WHAT TO WORK ON » Retype every entry in its entirety, without alteration.

RECORDS FOR THIS TASK »
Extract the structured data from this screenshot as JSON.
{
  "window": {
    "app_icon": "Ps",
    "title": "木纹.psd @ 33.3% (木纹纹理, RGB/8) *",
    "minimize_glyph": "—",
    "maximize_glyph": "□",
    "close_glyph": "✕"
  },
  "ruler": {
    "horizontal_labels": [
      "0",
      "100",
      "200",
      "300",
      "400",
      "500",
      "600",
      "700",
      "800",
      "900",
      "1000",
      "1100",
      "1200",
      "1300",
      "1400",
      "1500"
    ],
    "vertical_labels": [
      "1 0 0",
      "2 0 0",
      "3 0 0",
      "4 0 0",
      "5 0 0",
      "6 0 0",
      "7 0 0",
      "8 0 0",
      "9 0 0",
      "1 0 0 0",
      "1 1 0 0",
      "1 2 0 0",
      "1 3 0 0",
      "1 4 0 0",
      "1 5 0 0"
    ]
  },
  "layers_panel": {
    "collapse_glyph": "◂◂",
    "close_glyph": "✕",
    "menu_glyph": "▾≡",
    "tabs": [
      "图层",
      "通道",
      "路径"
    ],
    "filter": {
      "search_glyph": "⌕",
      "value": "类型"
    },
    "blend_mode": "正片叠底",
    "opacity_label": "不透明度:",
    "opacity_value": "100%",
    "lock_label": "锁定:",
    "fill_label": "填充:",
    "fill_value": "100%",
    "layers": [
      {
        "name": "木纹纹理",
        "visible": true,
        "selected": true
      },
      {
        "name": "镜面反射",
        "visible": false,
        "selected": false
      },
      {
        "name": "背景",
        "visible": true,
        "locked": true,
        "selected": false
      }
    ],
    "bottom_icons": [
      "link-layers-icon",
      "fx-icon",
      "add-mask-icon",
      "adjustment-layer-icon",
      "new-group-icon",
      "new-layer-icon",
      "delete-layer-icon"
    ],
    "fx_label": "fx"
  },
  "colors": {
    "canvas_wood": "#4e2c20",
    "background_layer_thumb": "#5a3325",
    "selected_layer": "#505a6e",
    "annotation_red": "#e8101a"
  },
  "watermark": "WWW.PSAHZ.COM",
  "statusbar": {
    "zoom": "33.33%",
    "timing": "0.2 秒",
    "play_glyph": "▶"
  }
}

THE ANSWER »
Extract the structured data from this screenshot as JSON.
{
  "window": {
    "app_icon": "Ps",
    "title": "木纹.psd @ 33.3% (木纹纹理, RGB/8) *",
    "minimize_glyph": "—",
    "maximize_glyph": "□",
    "close_glyph": "✕"
  },
  "ruler": {
    "horizontal_labels": [
      "0",
      "100",
      "200",
      "300",
      "400",
      "500",
      "600",
      "700",
      "800",
      "900",
      "1000",
      "1100",
      "1200",
      "1300",
      "1400",
      "1500"
    ],
    "vertical_labels": [
      "1 0 0",
      "2 0 0",
      "3 0 0",
      "4 0 0",
      "5 0 0",
      "6 0 0",
      "7 0 0",
      "8 0 0",
      "9 0 0",
      "1 0 0 0",
      "1 1 0 0",
      "1 2 0 0",
      "1 3 0 0",
      "1 4 0 0",
      "1 5 0 0"
    ]
  },
  "layers_panel": {
    "collapse_glyph": "◂◂",
    "close_glyph": "✕",
    "menu_glyph": "▾≡",
    "tabs": [
      "图层",
      "通道",
      "路径"
    ],
    "filter": {
      "search_glyph": "⌕",
      "value": "类型"
    },
    "blend_mode": "正片叠底",
    "opacity_label": "不透明度:",
    "opacity_value": "100%",
    "lock_label": "锁定:",
    "fill_label": "填充:",
    "fill_value": "100%",
    "layers": [
      {
        "name": "木纹纹理",
        "visible": true,
        "selected": true
      },
      {
        "name": "镜面反射",
        "visible": false,
        "selected": false
      },
      {
        "name": "背景",
        "visible": true,
        "locked": true,
        "selected": false
      }
    ],
    "bottom_icons": [
      "link-layers-icon",
      "fx-icon",
      "add-mask-icon",
      "adjustment-layer-icon",
      "new-group-icon",
      "new-layer-icon",
      "delete-layer-icon"
    ],
    "fx_label": "fx"
  },
  "colors": {
    "canvas_wood": "#4e2c20",
    "background_layer_thumb": "#5a3325",
    "selected_layer": "#505a6e",
    "annotation_red": "#e8101a"
  },
  "watermark": "WWW.PSAHZ.COM",
  "statusbar": {
    "zoom": "33.33%",
    "timing": "0.2 秒",
    "play_glyph": "▶"
  }
}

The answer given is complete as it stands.